## Problem requirements
Copy out the lines of the material, starting with the line that contains "sidebar: Albert ⌂" and going on through the line that contains "sidebar-toggle-icon[interactable]: ▭ —", with both of those lines included and every character unchanged.
>> START
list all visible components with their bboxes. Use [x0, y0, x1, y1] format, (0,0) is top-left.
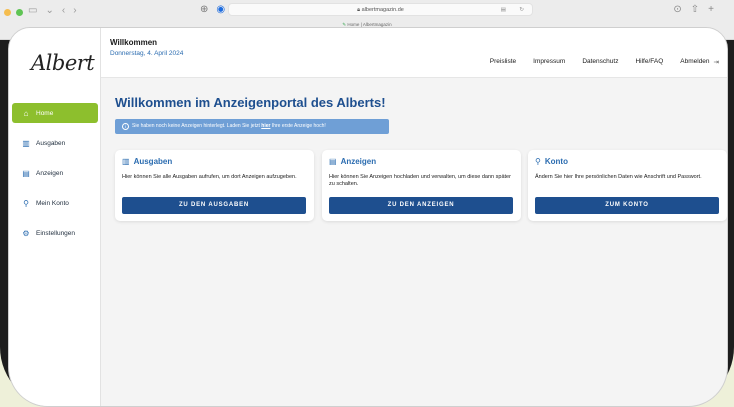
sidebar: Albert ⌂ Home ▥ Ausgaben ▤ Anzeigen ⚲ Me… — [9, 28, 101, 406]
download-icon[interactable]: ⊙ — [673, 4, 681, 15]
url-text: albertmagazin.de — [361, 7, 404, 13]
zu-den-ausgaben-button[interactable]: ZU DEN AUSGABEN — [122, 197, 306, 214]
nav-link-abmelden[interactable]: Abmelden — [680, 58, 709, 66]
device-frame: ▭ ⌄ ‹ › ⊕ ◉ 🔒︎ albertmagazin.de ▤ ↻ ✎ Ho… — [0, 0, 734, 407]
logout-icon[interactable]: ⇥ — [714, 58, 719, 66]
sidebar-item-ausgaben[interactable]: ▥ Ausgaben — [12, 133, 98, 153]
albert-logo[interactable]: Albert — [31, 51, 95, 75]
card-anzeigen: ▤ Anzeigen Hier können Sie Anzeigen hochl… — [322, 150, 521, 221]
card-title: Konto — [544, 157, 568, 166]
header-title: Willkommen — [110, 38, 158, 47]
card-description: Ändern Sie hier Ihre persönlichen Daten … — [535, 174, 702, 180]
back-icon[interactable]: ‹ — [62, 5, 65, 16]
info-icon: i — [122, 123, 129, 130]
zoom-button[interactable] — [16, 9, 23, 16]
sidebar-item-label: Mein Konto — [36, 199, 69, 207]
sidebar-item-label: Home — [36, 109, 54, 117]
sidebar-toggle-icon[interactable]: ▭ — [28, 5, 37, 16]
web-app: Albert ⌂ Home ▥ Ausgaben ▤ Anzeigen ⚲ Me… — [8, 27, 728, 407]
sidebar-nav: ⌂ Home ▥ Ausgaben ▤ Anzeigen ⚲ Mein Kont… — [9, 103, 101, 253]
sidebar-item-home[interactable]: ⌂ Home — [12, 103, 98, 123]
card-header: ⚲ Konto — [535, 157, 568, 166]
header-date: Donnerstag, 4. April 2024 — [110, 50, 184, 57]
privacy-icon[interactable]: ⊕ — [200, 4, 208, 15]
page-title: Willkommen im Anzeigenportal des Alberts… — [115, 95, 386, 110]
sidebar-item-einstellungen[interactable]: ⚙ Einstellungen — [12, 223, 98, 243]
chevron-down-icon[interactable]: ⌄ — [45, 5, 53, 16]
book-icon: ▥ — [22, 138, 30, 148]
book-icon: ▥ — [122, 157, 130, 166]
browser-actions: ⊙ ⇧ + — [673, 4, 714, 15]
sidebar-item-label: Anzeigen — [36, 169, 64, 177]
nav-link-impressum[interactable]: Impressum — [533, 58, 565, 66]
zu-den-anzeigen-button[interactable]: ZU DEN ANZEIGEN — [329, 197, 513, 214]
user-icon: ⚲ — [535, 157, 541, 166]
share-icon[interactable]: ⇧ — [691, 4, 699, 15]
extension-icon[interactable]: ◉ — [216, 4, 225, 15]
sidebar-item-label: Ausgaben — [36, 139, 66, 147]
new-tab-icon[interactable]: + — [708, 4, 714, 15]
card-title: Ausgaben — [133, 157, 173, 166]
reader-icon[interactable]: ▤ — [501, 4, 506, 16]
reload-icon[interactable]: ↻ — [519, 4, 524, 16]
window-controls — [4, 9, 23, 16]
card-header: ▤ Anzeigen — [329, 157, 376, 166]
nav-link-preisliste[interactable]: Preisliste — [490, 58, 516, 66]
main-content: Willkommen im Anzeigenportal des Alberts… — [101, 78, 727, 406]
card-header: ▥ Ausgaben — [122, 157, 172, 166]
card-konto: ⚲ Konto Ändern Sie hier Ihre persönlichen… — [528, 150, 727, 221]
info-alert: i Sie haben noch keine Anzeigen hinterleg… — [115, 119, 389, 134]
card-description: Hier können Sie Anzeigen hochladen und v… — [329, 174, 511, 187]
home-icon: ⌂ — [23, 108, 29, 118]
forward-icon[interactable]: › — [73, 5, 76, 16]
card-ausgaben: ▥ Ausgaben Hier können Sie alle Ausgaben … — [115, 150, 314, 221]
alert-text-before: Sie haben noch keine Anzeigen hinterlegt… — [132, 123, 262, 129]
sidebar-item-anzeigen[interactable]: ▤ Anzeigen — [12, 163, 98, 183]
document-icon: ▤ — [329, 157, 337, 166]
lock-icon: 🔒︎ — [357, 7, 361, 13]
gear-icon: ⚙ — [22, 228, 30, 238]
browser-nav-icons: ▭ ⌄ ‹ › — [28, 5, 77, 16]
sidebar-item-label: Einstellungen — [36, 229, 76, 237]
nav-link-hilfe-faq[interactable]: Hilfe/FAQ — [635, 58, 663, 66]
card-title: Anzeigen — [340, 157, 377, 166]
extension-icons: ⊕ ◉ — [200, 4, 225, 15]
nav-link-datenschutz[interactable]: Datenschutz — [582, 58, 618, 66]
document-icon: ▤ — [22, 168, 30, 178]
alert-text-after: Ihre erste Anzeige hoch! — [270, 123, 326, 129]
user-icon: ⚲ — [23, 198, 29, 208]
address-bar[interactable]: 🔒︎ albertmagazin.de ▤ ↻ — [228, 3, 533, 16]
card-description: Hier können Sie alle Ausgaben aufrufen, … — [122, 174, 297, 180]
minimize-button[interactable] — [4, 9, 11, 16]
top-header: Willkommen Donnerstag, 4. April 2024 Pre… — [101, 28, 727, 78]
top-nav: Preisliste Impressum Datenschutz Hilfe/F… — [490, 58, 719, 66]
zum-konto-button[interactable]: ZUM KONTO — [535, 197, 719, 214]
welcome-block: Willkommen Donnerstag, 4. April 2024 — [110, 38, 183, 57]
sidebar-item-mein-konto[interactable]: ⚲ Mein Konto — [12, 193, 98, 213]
>> END
## Exercise result
sidebar: Albert ⌂ Home ▥ Ausgaben ▤ Anzeigen ⚲ Me… — [9, 28, 101, 406]
download-icon[interactable]: ⊙ — [673, 4, 681, 15]
url-text: albertmagazin.de — [361, 7, 404, 13]
zu-den-ausgaben-button[interactable]: ZU DEN AUSGABEN — [122, 197, 306, 214]
nav-link-abmelden[interactable]: Abmelden — [680, 58, 709, 66]
device-frame: ▭ ⌄ ‹ › ⊕ ◉ 🔒︎ albertmagazin.de ▤ ↻ ✎ Ho… — [0, 0, 734, 407]
logout-icon[interactable]: ⇥ — [714, 58, 719, 66]
sidebar-item-ausgaben[interactable]: ▥ Ausgaben — [12, 133, 98, 153]
albert-logo[interactable]: Albert — [31, 51, 95, 75]
card-anzeigen: ▤ Anzeigen Hier können Sie Anzeigen hochl… — [322, 150, 521, 221]
card-title: Konto — [544, 157, 568, 166]
header-title: Willkommen — [110, 38, 158, 47]
card-description: Ändern Sie hier Ihre persönlichen Daten … — [535, 174, 702, 180]
back-icon[interactable]: ‹ — [62, 5, 65, 16]
info-icon: i — [122, 123, 129, 130]
zoom-button[interactable] — [16, 9, 23, 16]
sidebar-item-label: Mein Konto — [36, 199, 69, 207]
sidebar-item-label: Home — [36, 109, 54, 117]
sidebar-toggle-icon[interactable]: ▭ — [28, 5, 37, 16]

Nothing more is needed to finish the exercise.